## PROBLEM DETAILS
From the listing below, extract each entry exactly as written, minus the images.

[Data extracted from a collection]
((

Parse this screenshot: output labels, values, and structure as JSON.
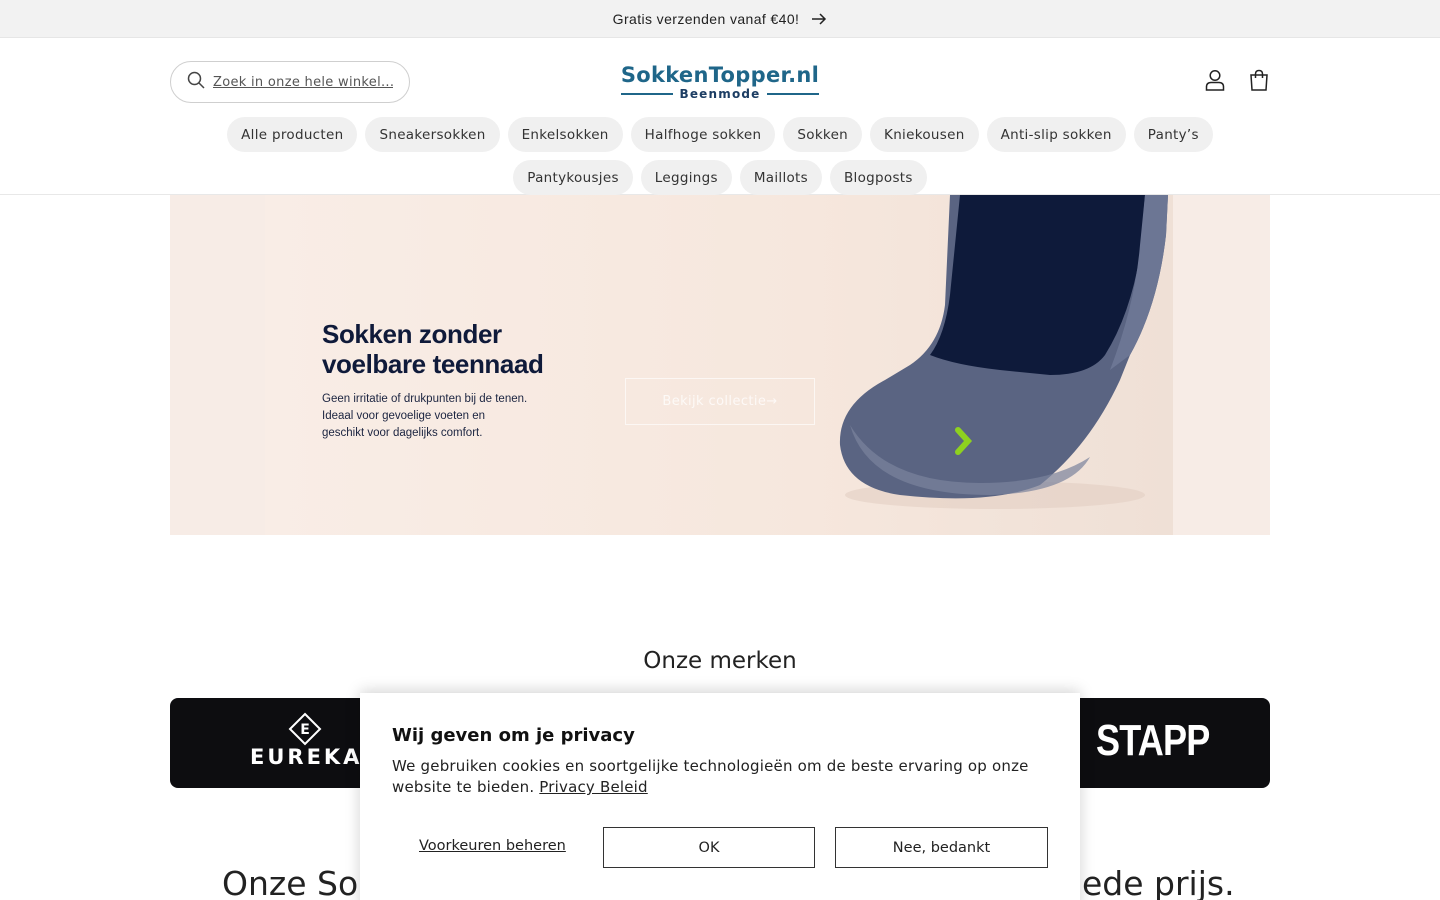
{
  "announcement": {
    "text": "Gratis verzenden vanaf €40!",
    "icon": "arrow-right-icon"
  },
  "header": {
    "search_placeholder": "Zoek in onze hele winkel...",
    "logo_main": "SokkenTopper.nl",
    "logo_sub": "Beenmode",
    "account_icon": "user-icon",
    "cart_icon": "bag-icon"
  },
  "nav": {
    "items": [
      {
        "label": "Alle producten"
      },
      {
        "label": "Sneakersokken"
      },
      {
        "label": "Enkelsokken"
      },
      {
        "label": "Halfhoge sokken"
      },
      {
        "label": "Sokken"
      },
      {
        "label": "Kniekousen"
      },
      {
        "label": "Anti-slip sokken"
      },
      {
        "label": "Panty’s"
      },
      {
        "label": "Pantykousjes"
      },
      {
        "label": "Leggings"
      },
      {
        "label": "Maillots"
      },
      {
        "label": "Blogposts"
      }
    ]
  },
  "hero": {
    "headline": "Sokken zonder\nvoelbare teennaad",
    "body": "Geen irritatie of drukpunten bij de tenen.\nIdeaal voor gevoelige voeten en\ngeschikt voor dagelijks comfort.",
    "cta": "Bekijk collectie→"
  },
  "brands": {
    "title": "Onze merken",
    "left_brand": "EUREKA",
    "right_brand": "STAPP"
  },
  "bottom_heading": {
    "left": "Onze Sok",
    "right": "ede prijs."
  },
  "cookie": {
    "title": "Wij geven om je privacy",
    "message": "We gebruiken cookies en soortgelijke technologieën om de beste ervaring op onze website te bieden.",
    "link": "Privacy Beleid",
    "preferences": "Voorkeuren beheren",
    "ok": "OK",
    "decline": "Nee, bedankt"
  },
  "colors": {
    "brand_blue": "#1f6689",
    "hero_bg": "#f7ece6",
    "sock_navy": "#0e1a3a",
    "accent_green": "#8ed11f"
  }
}
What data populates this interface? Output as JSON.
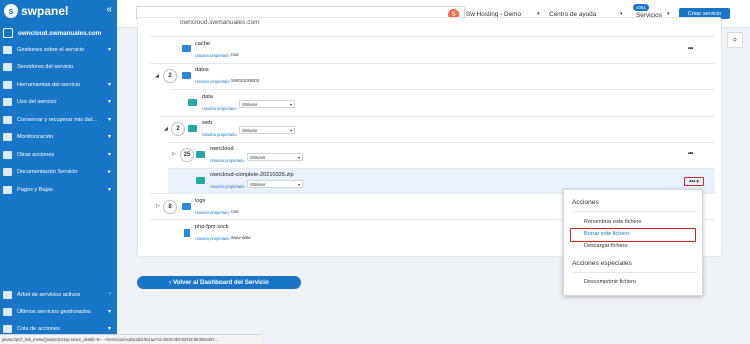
{
  "app": {
    "logo_text": "swpanel",
    "collapse": "«"
  },
  "sidebar": {
    "domain": "owncloud.swmanuales.com",
    "items": [
      {
        "label": "Gestiones sobre el servicio",
        "chev": "▾"
      },
      {
        "label": "Servidores del servicio",
        "chev": ""
      },
      {
        "label": "Herramientas del servicio",
        "chev": "▾"
      },
      {
        "label": "Uso del servicio",
        "chev": "▾"
      },
      {
        "label": "Conservar y recuperar mis dat...",
        "chev": "▾"
      },
      {
        "label": "Monitorización",
        "chev": "▾"
      },
      {
        "label": "Otras acciones",
        "chev": "▾"
      },
      {
        "label": "Documentación Servicio",
        "chev": "▸"
      },
      {
        "label": "Pagos y Bajas",
        "chev": "▾"
      }
    ],
    "bottom": [
      {
        "label": "Árbol de servicios activos",
        "chev": "›"
      },
      {
        "label": "Últimos servicios gestionados",
        "chev": "▾"
      },
      {
        "label": "Cola de acciones",
        "chev": "▾"
      }
    ]
  },
  "topbar": {
    "search_placeholder": "",
    "avatar": "S",
    "account": "Sw Hosting - Demo",
    "help": "Centro de ayuda",
    "help_badge": "1061",
    "services": "Servicios",
    "create": "Crear servicio"
  },
  "explorer": {
    "top_domain": "owncloud.swmanuales.com",
    "owner_label": "Usuario propietario",
    "rows": [
      {
        "name": "cache",
        "owner": "root"
      },
      {
        "name": "datos",
        "owner": "SW0220W002",
        "count": "2"
      },
      {
        "name": "data",
        "owner": "SWuser"
      },
      {
        "name": "web",
        "owner": "SWuser",
        "count": "2"
      },
      {
        "name": "owncloud",
        "owner": "SWuser",
        "count": "25"
      },
      {
        "name": "owncloud-complete-20210326.zip",
        "owner": "SWuser"
      },
      {
        "name": "logs",
        "owner": "root",
        "count": "8"
      },
      {
        "name": "php-fpm.sock",
        "owner": "www-data"
      }
    ]
  },
  "menu": {
    "heading1": "Acciones",
    "item1": "Renombrar este fichero",
    "item2": "Borrar este fichero",
    "item3": "Descargar fichero",
    "heading2": "Acciones especiales",
    "item4": "Descomprimir fichero"
  },
  "back_button": "‹  Volver al Dashboard del Servicio",
  "status_url": "javascript:if_link_menu('javascript:top.seure_detall(~8~..~/servicios/explorador/borrar?ct=523C4DC8376C6E3955397...",
  "colors": {
    "accent": "#1976c7",
    "highlight": "#c62828"
  }
}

))

## SOLUTION FOR THIS PROBLEM
Parse this screenshot: output labels, values, and structure as JSON.
{
  "announcement": {
    "text": "Gratis verzenden vanaf €40!",
    "icon": "arrow-right-icon"
  },
  "header": {
    "search_placeholder": "Zoek in onze hele winkel...",
    "logo_main": "SokkenTopper.nl",
    "logo_sub": "Beenmode",
    "account_icon": "user-icon",
    "cart_icon": "bag-icon"
  },
  "nav": {
    "items": [
      {
        "label": "Alle producten"
      },
      {
        "label": "Sneakersokken"
      },
      {
        "label": "Enkelsokken"
      },
      {
        "label": "Halfhoge sokken"
      },
      {
        "label": "Sokken"
      },
      {
        "label": "Kniekousen"
      },
      {
        "label": "Anti-slip sokken"
      },
      {
        "label": "Panty’s"
      },
      {
        "label": "Pantykousjes"
      },
      {
        "label": "Leggings"
      },
      {
        "label": "Maillots"
      },
      {
        "label": "Blogposts"
      }
    ]
  },
  "hero": {
    "headline": "Sokken zonder\nvoelbare teennaad",
    "body": "Geen irritatie of drukpunten bij de tenen.\nIdeaal voor gevoelige voeten en\ngeschikt voor dagelijks comfort.",
    "cta": "Bekijk collectie→"
  },
  "brands": {
    "title": "Onze merken",
    "left_brand": "EUREKA",
    "right_brand": "STAPP"
  },
  "bottom_heading": {
    "left": "Onze Sok",
    "right": "ede prijs."
  },
  "cookie": {
    "title": "Wij geven om je privacy",
    "message": "We gebruiken cookies en soortgelijke technologieën om de beste ervaring op onze website te bieden.",
    "link": "Privacy Beleid",
    "preferences": "Voorkeuren beheren",
    "ok": "OK",
    "decline": "Nee, bedankt"
  },
  "colors": {
    "brand_blue": "#1f6689",
    "hero_bg": "#f7ece6",
    "sock_navy": "#0e1a3a",
    "accent_green": "#8ed11f"
  }
}
What data populates this interface? Output as JSON.
{
  "app": {
    "logo_text": "swpanel",
    "collapse": "«"
  },
  "sidebar": {
    "domain": "owncloud.swmanuales.com",
    "items": [
      {
        "label": "Gestiones sobre el servicio",
        "chev": "▾"
      },
      {
        "label": "Servidores del servicio",
        "chev": ""
      },
      {
        "label": "Herramientas del servicio",
        "chev": "▾"
      },
      {
        "label": "Uso del servicio",
        "chev": "▾"
      },
      {
        "label": "Conservar y recuperar mis dat...",
        "chev": "▾"
      },
      {
        "label": "Monitorización",
        "chev": "▾"
      },
      {
        "label": "Otras acciones",
        "chev": "▾"
      },
      {
        "label": "Documentación Servicio",
        "chev": "▸"
      },
      {
        "label": "Pagos y Bajas",
        "chev": "▾"
      }
    ],
    "bottom": [
      {
        "label": "Árbol de servicios activos",
        "chev": "›"
      },
      {
        "label": "Últimos servicios gestionados",
        "chev": "▾"
      },
      {
        "label": "Cola de acciones",
        "chev": "▾"
      }
    ]
  },
  "topbar": {
    "search_placeholder": "",
    "avatar": "S",
    "account": "Sw Hosting - Demo",
    "help": "Centro de ayuda",
    "help_badge": "1061",
    "services": "Servicios",
    "create": "Crear servicio"
  },
  "explorer": {
    "top_domain": "owncloud.swmanuales.com",
    "owner_label": "Usuario propietario",
    "rows": [
      {
        "name": "cache",
        "owner": "root"
      },
      {
        "name": "datos",
        "owner": "SW0220W002",
        "count": "2"
      },
      {
        "name": "data",
        "owner": "SWuser"
      },
      {
        "name": "web",
        "owner": "SWuser",
        "count": "2"
      },
      {
        "name": "owncloud",
        "owner": "SWuser",
        "count": "25"
      },
      {
        "name": "owncloud-complete-20210326.zip",
        "owner": "SWuser"
      },
      {
        "name": "logs",
        "owner": "root",
        "count": "8"
      },
      {
        "name": "php-fpm.sock",
        "owner": "www-data"
      }
    ]
  },
  "menu": {
    "heading1": "Acciones",
    "item1": "Renombrar este fichero",
    "item2": "Borrar este fichero",
    "item3": "Descargar fichero",
    "heading2": "Acciones especiales",
    "item4": "Descomprimir fichero"
  },
  "back_button": "‹  Volver al Dashboard del Servicio",
  "status_url": "javascript:if_link_menu('javascript:top.seure_detall(~8~..~/servicios/explorador/borrar?ct=523C4DC8376C6E3955397...",
  "colors": {
    "accent": "#1976c7",
    "highlight": "#c62828"
  }
}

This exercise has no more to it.